Task:
Which lines contain the word "Islands"? Return each of them as written.
-- start --
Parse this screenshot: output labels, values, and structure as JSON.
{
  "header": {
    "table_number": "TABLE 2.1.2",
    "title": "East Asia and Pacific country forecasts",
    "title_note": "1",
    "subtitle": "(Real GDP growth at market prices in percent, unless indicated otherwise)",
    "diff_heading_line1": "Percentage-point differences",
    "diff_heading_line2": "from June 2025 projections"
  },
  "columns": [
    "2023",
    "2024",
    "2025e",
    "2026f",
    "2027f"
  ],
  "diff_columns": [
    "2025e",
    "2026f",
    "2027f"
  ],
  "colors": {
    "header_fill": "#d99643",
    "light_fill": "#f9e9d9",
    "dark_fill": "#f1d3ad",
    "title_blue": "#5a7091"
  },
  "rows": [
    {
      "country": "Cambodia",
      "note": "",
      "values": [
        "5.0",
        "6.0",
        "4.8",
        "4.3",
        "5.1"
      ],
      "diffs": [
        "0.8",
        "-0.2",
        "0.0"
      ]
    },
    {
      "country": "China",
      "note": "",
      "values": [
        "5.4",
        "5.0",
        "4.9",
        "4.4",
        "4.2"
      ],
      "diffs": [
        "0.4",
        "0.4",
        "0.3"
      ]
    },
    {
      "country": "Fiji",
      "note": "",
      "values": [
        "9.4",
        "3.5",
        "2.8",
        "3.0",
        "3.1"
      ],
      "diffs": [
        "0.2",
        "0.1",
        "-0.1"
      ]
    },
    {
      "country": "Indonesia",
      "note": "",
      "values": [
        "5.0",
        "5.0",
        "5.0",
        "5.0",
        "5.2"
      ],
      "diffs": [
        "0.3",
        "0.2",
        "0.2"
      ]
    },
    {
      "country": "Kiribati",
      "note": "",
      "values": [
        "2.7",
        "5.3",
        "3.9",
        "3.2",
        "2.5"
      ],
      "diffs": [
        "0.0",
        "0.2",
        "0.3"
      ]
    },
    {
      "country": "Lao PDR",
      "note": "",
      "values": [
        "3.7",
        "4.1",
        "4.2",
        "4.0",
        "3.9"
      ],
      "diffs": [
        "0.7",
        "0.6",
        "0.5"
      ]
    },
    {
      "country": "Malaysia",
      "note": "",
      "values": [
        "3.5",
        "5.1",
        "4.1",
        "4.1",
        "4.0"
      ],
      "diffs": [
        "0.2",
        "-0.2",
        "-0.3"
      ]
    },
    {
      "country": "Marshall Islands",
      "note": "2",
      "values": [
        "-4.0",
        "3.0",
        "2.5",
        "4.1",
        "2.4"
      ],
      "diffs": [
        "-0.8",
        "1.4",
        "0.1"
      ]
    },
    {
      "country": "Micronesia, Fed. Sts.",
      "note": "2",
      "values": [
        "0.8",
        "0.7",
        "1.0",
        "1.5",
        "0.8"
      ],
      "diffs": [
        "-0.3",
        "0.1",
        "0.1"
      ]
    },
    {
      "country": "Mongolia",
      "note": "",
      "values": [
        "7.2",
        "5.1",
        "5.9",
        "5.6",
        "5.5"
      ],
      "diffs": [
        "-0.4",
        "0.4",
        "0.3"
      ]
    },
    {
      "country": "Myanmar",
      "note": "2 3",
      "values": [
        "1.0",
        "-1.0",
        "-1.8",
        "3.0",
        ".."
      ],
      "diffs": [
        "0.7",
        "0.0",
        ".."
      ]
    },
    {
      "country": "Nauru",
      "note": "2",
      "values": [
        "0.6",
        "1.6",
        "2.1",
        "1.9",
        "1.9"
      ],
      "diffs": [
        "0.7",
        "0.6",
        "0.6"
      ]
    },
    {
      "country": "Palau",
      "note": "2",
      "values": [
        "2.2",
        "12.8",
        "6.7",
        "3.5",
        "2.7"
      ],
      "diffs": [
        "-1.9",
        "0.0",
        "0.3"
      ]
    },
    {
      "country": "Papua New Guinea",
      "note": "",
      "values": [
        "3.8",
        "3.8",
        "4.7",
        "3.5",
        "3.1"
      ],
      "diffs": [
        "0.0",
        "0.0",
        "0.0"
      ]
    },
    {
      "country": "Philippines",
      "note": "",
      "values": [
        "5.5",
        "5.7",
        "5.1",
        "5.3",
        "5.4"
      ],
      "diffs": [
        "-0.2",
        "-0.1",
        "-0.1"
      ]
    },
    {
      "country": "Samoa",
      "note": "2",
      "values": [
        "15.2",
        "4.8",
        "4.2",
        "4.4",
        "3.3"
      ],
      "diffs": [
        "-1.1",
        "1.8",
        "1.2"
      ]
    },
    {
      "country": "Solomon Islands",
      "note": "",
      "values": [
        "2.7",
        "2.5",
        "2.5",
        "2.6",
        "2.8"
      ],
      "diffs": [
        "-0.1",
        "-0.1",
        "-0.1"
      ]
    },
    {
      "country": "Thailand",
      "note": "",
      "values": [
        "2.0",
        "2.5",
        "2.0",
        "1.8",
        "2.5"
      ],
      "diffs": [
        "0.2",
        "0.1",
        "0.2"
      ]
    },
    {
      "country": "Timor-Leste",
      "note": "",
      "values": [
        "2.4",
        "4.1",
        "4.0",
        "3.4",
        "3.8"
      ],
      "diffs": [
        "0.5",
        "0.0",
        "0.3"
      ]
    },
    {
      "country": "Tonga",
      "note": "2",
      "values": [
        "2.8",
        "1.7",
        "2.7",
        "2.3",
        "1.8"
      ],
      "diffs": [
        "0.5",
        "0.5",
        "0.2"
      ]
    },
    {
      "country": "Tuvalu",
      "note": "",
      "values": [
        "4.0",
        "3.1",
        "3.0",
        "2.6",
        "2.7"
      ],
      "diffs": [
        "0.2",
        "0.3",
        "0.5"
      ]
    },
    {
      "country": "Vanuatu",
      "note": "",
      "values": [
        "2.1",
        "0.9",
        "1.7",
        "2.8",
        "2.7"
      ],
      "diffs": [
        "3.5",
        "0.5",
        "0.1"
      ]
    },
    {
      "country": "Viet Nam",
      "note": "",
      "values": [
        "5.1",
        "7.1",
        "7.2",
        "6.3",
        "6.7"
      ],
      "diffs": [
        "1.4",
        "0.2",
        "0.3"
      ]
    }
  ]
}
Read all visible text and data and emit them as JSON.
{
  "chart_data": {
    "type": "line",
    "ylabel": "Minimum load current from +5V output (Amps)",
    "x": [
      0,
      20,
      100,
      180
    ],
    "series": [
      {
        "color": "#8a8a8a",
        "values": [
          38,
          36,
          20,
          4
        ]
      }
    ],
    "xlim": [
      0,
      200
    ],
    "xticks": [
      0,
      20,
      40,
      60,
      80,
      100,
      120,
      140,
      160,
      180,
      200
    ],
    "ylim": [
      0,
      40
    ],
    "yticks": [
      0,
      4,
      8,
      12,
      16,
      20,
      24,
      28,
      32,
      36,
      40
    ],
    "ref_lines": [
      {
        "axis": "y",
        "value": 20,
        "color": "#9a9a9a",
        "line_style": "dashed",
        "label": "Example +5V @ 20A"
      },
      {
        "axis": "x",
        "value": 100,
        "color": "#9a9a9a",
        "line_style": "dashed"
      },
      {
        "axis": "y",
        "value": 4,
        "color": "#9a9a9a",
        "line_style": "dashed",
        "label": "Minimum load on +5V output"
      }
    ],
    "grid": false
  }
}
-- end --
Solution below:
      "country": "Marshall Islands",
      "country": "Solomon Islands",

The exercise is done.